Only a number is expected: how many lines in the data below contain the word "parameters".

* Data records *
-- Begin --

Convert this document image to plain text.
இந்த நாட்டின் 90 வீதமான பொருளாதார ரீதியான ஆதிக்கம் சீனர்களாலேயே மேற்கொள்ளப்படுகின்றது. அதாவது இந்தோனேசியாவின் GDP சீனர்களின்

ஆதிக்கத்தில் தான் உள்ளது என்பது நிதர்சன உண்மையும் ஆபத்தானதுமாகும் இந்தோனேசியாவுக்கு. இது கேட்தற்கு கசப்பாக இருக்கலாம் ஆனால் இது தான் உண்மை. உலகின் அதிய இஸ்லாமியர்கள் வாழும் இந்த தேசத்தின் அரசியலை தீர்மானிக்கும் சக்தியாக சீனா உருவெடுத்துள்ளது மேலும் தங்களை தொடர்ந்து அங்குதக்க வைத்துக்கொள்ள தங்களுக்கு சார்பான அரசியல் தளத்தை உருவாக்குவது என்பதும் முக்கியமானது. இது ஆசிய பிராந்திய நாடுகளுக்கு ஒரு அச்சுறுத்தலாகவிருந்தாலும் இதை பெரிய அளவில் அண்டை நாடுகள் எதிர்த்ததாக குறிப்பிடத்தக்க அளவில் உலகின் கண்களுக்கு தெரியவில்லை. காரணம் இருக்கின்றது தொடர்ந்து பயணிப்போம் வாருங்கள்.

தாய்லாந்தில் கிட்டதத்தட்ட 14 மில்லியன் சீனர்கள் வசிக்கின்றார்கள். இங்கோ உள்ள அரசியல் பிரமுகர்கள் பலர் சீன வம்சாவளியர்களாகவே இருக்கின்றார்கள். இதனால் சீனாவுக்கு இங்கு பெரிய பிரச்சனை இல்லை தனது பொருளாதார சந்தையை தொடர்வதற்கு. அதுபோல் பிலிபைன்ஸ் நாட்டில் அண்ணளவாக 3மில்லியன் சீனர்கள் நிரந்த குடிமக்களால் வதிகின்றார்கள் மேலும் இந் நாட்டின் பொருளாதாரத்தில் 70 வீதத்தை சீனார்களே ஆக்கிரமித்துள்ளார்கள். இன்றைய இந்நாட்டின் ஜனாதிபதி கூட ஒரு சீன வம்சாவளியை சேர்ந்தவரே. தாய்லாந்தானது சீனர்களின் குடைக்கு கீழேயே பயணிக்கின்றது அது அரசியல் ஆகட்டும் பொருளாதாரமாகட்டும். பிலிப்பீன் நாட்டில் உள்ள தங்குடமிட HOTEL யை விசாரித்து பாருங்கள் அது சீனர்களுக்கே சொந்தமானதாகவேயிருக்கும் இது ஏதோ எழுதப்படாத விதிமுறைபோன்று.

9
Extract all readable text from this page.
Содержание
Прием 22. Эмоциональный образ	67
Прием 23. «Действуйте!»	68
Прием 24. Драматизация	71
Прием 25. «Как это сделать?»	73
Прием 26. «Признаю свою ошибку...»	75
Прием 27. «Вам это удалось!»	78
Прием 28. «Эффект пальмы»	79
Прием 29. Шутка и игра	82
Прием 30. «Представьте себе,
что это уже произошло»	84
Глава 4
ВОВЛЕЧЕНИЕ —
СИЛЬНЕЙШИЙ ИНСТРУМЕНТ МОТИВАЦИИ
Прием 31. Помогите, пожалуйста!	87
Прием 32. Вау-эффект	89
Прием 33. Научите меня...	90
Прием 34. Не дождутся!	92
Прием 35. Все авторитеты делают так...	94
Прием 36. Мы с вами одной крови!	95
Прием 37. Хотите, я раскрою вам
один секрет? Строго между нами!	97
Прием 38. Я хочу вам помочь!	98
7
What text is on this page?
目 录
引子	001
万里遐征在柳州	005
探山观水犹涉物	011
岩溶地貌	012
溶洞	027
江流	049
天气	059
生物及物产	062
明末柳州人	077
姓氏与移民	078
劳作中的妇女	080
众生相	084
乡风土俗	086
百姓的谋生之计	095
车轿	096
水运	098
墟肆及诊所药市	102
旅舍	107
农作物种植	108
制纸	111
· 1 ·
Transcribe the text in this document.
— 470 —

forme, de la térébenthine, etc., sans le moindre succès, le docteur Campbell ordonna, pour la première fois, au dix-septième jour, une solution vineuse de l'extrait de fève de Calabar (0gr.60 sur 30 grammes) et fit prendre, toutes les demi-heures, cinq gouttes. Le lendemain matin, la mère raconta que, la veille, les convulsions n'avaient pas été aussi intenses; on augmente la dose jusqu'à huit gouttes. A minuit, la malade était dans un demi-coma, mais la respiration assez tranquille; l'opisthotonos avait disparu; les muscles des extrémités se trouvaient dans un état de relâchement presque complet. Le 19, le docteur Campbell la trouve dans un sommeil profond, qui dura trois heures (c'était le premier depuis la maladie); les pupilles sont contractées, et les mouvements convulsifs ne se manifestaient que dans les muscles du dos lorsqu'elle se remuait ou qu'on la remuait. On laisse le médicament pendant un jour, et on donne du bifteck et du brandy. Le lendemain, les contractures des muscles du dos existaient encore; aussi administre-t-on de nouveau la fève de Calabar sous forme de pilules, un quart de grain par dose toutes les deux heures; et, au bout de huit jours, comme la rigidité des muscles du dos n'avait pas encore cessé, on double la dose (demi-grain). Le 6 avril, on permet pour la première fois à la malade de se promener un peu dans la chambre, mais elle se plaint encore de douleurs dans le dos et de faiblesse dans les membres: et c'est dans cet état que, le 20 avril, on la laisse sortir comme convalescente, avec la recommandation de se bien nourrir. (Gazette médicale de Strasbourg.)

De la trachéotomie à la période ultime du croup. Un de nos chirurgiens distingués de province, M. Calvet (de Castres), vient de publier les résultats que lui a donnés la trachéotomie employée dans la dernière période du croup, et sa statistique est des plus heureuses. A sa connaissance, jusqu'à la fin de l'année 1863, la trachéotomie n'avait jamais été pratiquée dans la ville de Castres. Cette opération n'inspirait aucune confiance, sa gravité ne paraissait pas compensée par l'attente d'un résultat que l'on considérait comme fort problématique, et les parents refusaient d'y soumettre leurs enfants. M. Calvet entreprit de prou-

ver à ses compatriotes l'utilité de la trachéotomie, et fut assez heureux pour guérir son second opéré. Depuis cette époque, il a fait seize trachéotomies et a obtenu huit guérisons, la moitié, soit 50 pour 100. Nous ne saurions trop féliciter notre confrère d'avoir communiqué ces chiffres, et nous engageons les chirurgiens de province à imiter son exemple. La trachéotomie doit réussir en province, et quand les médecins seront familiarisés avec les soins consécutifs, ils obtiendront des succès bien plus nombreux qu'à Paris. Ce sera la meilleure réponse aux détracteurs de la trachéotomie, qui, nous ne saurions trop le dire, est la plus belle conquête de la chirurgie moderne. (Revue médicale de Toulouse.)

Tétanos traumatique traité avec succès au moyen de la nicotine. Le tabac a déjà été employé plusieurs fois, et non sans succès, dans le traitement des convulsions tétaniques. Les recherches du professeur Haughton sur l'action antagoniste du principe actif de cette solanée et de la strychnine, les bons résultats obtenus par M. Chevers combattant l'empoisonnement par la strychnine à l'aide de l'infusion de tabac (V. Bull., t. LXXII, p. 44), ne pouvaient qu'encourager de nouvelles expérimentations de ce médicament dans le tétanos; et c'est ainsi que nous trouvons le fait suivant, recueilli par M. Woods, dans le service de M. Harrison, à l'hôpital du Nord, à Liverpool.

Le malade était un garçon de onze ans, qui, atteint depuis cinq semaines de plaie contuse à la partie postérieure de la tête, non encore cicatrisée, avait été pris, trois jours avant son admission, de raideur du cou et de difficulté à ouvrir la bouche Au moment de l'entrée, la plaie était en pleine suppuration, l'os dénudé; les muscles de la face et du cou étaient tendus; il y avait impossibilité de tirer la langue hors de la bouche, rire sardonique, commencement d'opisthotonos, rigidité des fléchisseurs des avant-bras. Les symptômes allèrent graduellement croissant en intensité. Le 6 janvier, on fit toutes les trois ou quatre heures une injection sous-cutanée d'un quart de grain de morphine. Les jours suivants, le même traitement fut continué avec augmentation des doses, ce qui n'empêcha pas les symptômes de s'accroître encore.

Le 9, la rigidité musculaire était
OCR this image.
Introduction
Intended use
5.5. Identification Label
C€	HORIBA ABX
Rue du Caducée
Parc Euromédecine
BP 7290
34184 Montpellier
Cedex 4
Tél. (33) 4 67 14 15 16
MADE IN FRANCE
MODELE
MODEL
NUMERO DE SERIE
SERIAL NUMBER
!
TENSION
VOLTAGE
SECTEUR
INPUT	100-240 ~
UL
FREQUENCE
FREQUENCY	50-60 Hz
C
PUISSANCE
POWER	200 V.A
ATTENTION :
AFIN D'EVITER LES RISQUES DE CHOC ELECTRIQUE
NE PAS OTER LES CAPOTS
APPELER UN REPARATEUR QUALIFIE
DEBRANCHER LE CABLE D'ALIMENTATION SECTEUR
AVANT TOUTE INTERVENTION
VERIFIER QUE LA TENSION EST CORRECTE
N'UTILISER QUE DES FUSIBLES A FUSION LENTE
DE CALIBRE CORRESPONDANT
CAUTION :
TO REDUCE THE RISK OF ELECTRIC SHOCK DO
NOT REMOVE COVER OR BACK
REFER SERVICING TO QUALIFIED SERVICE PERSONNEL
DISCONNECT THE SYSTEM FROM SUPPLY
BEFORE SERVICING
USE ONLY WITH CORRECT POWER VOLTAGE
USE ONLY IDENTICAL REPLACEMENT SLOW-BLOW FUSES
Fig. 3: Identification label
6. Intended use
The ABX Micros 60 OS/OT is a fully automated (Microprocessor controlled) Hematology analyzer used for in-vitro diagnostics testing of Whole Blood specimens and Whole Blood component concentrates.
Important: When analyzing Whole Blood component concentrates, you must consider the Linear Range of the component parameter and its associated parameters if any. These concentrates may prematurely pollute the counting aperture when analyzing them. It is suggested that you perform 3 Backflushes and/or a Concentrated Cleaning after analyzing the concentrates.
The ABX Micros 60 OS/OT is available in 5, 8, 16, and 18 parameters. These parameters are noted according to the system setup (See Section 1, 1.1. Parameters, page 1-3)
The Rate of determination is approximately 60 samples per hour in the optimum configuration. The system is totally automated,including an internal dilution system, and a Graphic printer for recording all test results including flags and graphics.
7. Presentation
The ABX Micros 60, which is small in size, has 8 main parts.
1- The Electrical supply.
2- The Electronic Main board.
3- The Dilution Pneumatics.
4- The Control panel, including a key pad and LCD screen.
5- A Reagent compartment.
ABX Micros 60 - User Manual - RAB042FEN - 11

-- End --

* Right answer *
2